* [Problem]:
From the listing, collect all lines containing the word "version".

* [Extracted data]:

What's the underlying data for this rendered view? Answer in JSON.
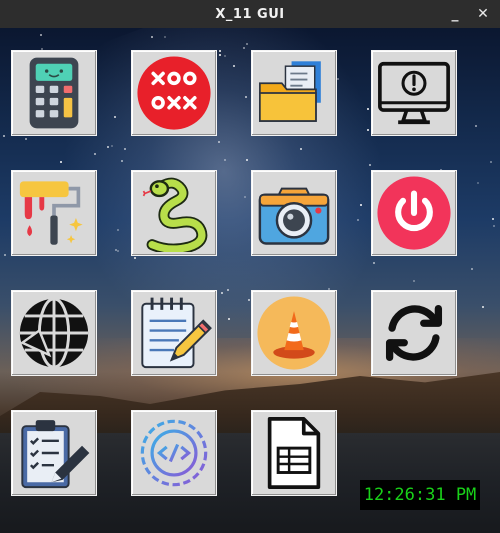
{
  "window": {
    "title": "X_11 GUI",
    "minimize_glyph": "_",
    "close_glyph": "✕"
  },
  "desktop": {
    "background": "night-sky-with-milky-way-over-canyon-and-river",
    "apps": [
      {
        "icon": "calculator-icon"
      },
      {
        "icon": "tic-tac-toe-icon"
      },
      {
        "icon": "folder-files-icon"
      },
      {
        "icon": "monitor-alert-icon"
      },
      {
        "icon": "paint-roller-icon"
      },
      {
        "icon": "python-snake-icon"
      },
      {
        "icon": "camera-icon"
      },
      {
        "icon": "power-icon"
      },
      {
        "icon": "globe-navigation-icon"
      },
      {
        "icon": "notepad-pencil-icon"
      },
      {
        "icon": "vlc-cone-icon"
      },
      {
        "icon": "refresh-icon"
      },
      {
        "icon": "clipboard-checklist-icon"
      },
      {
        "icon": "code-gear-icon"
      },
      {
        "icon": "spreadsheet-document-icon"
      }
    ],
    "clock_time": "12:26:31 PM"
  },
  "colors": {
    "clock_text": "#19d119",
    "clock_bg": "#000000",
    "tile_bg": "#d9d9d9",
    "titlebar_bg": "#2d2d2d"
  }
}
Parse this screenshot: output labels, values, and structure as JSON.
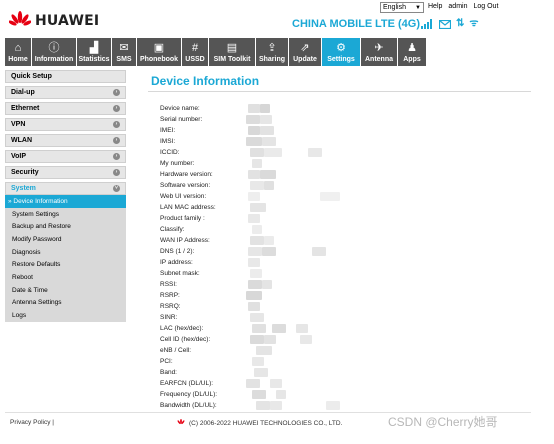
{
  "brand": {
    "name": "HUAWEI",
    "color": "#e60012"
  },
  "accent": "#1ba8d5",
  "top": {
    "language": "English",
    "links": [
      "Help",
      "admin",
      "Log Out"
    ]
  },
  "status": {
    "carrier": "CHINA MOBILE",
    "network": "LTE (4G)",
    "icons": [
      "signal-icon",
      "sms-icon",
      "data-transfer-icon",
      "wifi-icon"
    ]
  },
  "nav": [
    {
      "label": "Home",
      "icon": "home-icon",
      "glyph": "⌂"
    },
    {
      "label": "Information",
      "icon": "info-icon",
      "glyph": "ⓘ"
    },
    {
      "label": "Statistics",
      "icon": "statistics-icon",
      "glyph": "▟"
    },
    {
      "label": "SMS",
      "icon": "sms-icon",
      "glyph": "✉"
    },
    {
      "label": "Phonebook",
      "icon": "phonebook-icon",
      "glyph": "▣"
    },
    {
      "label": "USSD",
      "icon": "ussd-icon",
      "glyph": "#"
    },
    {
      "label": "SIM Toolkit",
      "icon": "sim-toolkit-icon",
      "glyph": "▤"
    },
    {
      "label": "Sharing",
      "icon": "sharing-icon",
      "glyph": "⇪"
    },
    {
      "label": "Update",
      "icon": "update-icon",
      "glyph": "⇗"
    },
    {
      "label": "Settings",
      "icon": "settings-icon",
      "glyph": "⚙"
    },
    {
      "label": "Antenna",
      "icon": "antenna-icon",
      "glyph": "✈"
    },
    {
      "label": "Apps",
      "icon": "android-icon",
      "glyph": "♟"
    }
  ],
  "sidebar": {
    "groups": [
      "Quick Setup",
      "Dial-up",
      "Ethernet",
      "VPN",
      "WLAN",
      "VoIP",
      "Security"
    ],
    "open_group": "System",
    "subitems": [
      "» Device Information",
      "System Settings",
      "Backup and Restore",
      "Modify Password",
      "Diagnosis",
      "Restore Defaults",
      "Reboot",
      "Date & Time",
      "Antenna Settings",
      "Logs"
    ]
  },
  "page": {
    "title": "Device Information",
    "fields": [
      "Device name:",
      "Serial number:",
      "IMEI:",
      "IMSI:",
      "ICCID:",
      "My number:",
      "Hardware version:",
      "Software version:",
      "Web UI version:",
      "LAN MAC address:",
      "Product family :",
      "Classify:",
      "WAN IP Address:",
      "DNS (1 / 2):",
      "IP address:",
      "Subnet mask:",
      "RSSI:",
      "RSRP:",
      "RSRQ:",
      "SINR:",
      "LAC (hex/dec):",
      "Cell ID (hex/dec):",
      "eNB / Cell:",
      "PCI:",
      "Band:",
      "EARFCN (DL/UL):",
      "Frequency (DL/UL):",
      "Bandwidth (DL/UL):"
    ]
  },
  "footer": {
    "privacy": "Privacy Policy",
    "copyright": "(C) 2006-2022 HUAWEI TECHNOLOGIES CO., LTD.",
    "watermark": "CSDN @Cherry她哥"
  }
}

* [Exercise answer]:
      "Hardware version:",
      "Software version:",
      "Web UI version:",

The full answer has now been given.